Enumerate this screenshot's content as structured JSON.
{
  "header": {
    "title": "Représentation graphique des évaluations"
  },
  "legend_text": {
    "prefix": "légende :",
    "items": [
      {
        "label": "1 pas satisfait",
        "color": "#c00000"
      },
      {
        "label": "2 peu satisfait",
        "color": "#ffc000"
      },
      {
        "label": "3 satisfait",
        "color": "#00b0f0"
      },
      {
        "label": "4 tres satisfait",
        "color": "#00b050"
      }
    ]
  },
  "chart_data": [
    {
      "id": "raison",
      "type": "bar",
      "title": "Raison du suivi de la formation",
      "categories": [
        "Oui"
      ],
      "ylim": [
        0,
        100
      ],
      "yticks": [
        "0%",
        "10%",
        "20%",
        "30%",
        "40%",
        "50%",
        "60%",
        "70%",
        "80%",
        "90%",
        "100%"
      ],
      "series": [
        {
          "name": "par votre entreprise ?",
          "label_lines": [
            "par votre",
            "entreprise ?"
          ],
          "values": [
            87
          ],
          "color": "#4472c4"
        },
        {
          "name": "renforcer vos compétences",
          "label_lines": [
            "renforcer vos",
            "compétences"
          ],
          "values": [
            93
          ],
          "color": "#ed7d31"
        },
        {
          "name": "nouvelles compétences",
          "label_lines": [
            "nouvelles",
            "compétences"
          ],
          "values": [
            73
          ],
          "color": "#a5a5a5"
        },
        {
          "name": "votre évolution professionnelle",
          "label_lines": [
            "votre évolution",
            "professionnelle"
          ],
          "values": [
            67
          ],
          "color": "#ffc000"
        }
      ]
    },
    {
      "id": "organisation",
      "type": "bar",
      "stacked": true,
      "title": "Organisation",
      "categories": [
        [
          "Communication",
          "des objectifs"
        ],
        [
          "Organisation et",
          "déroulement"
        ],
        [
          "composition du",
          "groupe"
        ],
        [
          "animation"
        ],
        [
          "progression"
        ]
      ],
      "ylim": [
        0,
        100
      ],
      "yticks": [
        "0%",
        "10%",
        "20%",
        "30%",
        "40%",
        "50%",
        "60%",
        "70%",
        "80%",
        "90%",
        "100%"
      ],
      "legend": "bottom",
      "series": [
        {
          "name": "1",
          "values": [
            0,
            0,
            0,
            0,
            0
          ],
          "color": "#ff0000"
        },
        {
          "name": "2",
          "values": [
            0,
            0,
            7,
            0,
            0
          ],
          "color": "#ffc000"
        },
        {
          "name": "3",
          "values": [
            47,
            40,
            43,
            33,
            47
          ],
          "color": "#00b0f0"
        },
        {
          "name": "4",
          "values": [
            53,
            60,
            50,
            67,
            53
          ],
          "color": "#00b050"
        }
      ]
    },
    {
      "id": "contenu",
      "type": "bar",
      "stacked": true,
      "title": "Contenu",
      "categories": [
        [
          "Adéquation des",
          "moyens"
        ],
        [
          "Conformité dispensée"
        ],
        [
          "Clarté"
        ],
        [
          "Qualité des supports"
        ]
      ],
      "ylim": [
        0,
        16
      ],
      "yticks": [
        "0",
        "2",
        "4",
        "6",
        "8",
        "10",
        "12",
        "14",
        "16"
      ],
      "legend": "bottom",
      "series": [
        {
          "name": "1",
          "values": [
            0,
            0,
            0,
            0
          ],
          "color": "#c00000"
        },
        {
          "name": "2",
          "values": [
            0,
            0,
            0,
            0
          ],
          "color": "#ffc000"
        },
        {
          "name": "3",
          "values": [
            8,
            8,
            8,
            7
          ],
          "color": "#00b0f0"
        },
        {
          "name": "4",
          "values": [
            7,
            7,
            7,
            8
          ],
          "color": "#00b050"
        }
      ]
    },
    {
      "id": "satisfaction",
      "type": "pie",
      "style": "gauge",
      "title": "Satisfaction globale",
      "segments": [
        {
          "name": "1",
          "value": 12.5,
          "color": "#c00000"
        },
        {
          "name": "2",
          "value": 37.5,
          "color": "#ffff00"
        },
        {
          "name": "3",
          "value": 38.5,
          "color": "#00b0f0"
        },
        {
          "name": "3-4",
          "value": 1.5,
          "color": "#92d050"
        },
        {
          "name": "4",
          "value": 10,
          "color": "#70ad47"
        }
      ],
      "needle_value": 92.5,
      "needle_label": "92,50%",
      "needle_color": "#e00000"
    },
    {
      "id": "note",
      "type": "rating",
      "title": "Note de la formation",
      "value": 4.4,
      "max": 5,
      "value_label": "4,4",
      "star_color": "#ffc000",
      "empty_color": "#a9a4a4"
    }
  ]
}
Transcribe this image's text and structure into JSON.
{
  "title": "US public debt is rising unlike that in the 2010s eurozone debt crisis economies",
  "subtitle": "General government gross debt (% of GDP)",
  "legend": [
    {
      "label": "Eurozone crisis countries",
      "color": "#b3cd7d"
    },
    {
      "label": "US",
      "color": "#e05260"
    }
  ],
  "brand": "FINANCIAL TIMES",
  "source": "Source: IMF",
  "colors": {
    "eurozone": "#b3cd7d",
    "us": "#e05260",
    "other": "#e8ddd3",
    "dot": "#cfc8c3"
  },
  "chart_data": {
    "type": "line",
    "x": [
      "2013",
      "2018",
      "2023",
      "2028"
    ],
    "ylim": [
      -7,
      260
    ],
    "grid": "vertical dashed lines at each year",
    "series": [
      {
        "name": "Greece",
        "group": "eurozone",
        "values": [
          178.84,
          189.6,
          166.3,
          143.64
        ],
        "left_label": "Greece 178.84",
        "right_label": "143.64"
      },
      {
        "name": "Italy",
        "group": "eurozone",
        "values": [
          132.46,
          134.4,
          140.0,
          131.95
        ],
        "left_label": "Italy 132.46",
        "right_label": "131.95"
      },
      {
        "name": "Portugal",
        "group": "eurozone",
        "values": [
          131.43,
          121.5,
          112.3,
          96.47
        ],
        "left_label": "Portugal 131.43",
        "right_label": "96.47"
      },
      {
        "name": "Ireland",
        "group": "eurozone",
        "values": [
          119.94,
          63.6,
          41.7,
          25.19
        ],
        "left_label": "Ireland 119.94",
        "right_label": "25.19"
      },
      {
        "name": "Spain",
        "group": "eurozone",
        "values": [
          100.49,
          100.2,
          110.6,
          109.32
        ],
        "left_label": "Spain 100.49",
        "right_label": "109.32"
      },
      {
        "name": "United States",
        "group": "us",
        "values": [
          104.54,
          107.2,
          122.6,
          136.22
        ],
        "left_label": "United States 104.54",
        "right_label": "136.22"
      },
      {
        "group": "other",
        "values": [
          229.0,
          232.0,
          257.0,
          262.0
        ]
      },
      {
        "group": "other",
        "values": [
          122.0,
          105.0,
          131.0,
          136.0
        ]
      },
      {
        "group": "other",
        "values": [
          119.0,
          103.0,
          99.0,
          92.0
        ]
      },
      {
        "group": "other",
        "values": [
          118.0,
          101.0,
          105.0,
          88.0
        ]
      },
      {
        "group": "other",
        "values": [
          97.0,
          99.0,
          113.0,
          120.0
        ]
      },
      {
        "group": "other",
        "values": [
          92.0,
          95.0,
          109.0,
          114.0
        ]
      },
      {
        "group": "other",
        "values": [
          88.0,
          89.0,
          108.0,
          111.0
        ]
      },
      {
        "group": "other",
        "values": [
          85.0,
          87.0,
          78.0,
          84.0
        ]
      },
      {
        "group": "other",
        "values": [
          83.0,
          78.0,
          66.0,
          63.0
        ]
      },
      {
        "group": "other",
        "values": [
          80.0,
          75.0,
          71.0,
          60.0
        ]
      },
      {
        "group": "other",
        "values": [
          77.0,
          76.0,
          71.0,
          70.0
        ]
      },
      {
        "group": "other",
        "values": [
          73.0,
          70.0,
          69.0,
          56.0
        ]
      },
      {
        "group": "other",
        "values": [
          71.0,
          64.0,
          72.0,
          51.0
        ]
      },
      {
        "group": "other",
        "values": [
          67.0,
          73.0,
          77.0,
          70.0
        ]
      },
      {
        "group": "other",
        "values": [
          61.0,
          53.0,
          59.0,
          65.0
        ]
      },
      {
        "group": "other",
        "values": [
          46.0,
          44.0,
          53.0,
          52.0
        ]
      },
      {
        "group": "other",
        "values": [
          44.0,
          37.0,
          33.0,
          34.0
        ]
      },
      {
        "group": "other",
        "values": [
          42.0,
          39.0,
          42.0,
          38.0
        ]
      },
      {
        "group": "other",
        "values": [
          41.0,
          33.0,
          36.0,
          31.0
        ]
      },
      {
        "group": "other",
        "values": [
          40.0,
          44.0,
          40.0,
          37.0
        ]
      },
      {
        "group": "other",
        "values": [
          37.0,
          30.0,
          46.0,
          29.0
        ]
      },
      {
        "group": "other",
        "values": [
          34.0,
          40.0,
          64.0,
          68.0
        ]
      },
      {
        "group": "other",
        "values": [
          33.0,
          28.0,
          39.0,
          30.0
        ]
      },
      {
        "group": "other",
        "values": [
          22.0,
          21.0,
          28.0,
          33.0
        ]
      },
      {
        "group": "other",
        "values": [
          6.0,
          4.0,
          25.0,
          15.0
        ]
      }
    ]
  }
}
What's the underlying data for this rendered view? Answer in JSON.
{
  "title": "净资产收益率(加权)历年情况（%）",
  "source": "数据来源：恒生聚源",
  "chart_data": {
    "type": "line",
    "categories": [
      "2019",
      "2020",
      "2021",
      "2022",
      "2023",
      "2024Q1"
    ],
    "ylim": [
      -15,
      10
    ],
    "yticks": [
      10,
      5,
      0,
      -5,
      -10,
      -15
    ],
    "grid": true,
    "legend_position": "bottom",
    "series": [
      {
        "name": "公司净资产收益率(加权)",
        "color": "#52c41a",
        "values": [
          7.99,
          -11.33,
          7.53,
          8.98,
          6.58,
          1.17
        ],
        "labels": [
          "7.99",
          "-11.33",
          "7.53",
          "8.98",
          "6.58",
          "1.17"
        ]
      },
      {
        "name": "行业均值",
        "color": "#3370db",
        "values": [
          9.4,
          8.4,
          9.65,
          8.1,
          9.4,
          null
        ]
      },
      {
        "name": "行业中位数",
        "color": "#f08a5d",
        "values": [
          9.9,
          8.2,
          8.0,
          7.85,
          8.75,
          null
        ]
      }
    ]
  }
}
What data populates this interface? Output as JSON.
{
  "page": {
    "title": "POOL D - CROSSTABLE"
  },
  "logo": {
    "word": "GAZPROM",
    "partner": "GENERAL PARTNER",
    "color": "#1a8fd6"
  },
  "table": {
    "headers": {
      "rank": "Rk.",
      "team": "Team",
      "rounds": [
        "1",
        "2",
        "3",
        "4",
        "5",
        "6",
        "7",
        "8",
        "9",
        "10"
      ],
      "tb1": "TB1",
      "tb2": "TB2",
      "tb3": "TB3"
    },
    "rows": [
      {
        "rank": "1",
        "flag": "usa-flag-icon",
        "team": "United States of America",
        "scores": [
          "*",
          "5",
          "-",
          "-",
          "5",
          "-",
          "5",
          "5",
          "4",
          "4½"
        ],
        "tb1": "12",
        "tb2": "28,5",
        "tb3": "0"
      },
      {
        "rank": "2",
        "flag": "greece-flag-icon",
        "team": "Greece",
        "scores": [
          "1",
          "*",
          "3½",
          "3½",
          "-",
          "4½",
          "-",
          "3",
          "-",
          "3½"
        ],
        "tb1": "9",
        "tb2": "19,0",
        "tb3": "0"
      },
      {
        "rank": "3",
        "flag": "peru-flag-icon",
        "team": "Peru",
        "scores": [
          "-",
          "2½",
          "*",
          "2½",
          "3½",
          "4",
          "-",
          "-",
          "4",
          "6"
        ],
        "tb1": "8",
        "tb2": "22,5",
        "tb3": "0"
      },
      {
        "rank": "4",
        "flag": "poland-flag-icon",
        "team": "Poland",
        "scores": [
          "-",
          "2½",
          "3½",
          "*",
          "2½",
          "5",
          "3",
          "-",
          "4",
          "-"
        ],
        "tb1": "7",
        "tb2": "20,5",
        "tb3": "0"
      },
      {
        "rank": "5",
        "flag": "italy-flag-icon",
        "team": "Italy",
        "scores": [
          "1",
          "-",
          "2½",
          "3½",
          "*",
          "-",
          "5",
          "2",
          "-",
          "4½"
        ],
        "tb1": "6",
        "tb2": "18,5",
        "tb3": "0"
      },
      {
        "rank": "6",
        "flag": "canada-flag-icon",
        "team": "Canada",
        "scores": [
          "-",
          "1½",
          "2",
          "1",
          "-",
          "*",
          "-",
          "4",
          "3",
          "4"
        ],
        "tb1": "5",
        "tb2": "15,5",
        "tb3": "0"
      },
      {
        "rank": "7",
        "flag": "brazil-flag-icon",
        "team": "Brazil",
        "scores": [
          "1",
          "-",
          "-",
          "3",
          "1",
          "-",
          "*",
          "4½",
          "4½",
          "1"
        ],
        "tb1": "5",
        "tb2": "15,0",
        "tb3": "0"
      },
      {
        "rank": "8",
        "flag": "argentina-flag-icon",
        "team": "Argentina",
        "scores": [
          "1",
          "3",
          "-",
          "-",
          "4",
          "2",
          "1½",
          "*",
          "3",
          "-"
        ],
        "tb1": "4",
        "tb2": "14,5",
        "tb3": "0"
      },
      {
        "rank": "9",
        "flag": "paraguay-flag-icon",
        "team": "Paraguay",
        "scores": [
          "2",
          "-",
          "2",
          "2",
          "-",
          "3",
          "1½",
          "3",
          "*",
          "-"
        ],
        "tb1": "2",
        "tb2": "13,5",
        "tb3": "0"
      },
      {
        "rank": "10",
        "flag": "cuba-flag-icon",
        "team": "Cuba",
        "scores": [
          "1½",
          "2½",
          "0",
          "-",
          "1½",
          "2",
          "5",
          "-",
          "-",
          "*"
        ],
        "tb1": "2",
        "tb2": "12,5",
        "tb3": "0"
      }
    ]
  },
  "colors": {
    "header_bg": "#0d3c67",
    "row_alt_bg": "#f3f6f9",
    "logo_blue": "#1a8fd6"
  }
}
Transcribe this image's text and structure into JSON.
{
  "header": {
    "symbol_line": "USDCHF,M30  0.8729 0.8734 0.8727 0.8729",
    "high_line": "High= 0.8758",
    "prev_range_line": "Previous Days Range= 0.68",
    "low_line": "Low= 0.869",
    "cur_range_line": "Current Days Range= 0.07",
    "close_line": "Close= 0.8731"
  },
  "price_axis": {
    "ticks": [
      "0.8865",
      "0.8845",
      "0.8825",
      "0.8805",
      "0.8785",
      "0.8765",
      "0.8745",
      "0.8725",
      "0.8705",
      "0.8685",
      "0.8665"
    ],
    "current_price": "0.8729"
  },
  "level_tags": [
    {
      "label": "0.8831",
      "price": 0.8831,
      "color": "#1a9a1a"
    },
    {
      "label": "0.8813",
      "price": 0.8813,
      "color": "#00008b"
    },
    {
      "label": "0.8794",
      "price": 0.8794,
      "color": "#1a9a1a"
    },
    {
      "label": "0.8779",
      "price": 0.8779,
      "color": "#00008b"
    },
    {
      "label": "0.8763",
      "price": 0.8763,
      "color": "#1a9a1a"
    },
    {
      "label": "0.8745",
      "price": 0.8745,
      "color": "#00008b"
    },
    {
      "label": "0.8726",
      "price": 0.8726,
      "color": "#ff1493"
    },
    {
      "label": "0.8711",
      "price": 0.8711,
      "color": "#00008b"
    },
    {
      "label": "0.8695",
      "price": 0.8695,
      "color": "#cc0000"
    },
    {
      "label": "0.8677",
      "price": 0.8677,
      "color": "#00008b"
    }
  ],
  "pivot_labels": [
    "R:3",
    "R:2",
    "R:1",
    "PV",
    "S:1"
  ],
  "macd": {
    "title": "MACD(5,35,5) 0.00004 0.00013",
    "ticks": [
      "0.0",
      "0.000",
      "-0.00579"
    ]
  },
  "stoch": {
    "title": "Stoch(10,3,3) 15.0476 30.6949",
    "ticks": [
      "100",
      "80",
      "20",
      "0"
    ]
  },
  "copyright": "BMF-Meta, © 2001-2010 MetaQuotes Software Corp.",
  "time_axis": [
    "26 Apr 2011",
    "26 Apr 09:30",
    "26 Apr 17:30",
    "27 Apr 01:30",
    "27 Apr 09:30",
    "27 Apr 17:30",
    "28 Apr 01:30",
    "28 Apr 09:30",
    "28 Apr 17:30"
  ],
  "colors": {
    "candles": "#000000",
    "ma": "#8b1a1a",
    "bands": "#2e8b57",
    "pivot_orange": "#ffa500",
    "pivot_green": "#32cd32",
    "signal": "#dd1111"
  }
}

■ **PROBLEM STATEMENT**
Count every line in the entries above where the word "flag" appears; respond with the number alone.

■ **ANSWER FOR THE TASK**
10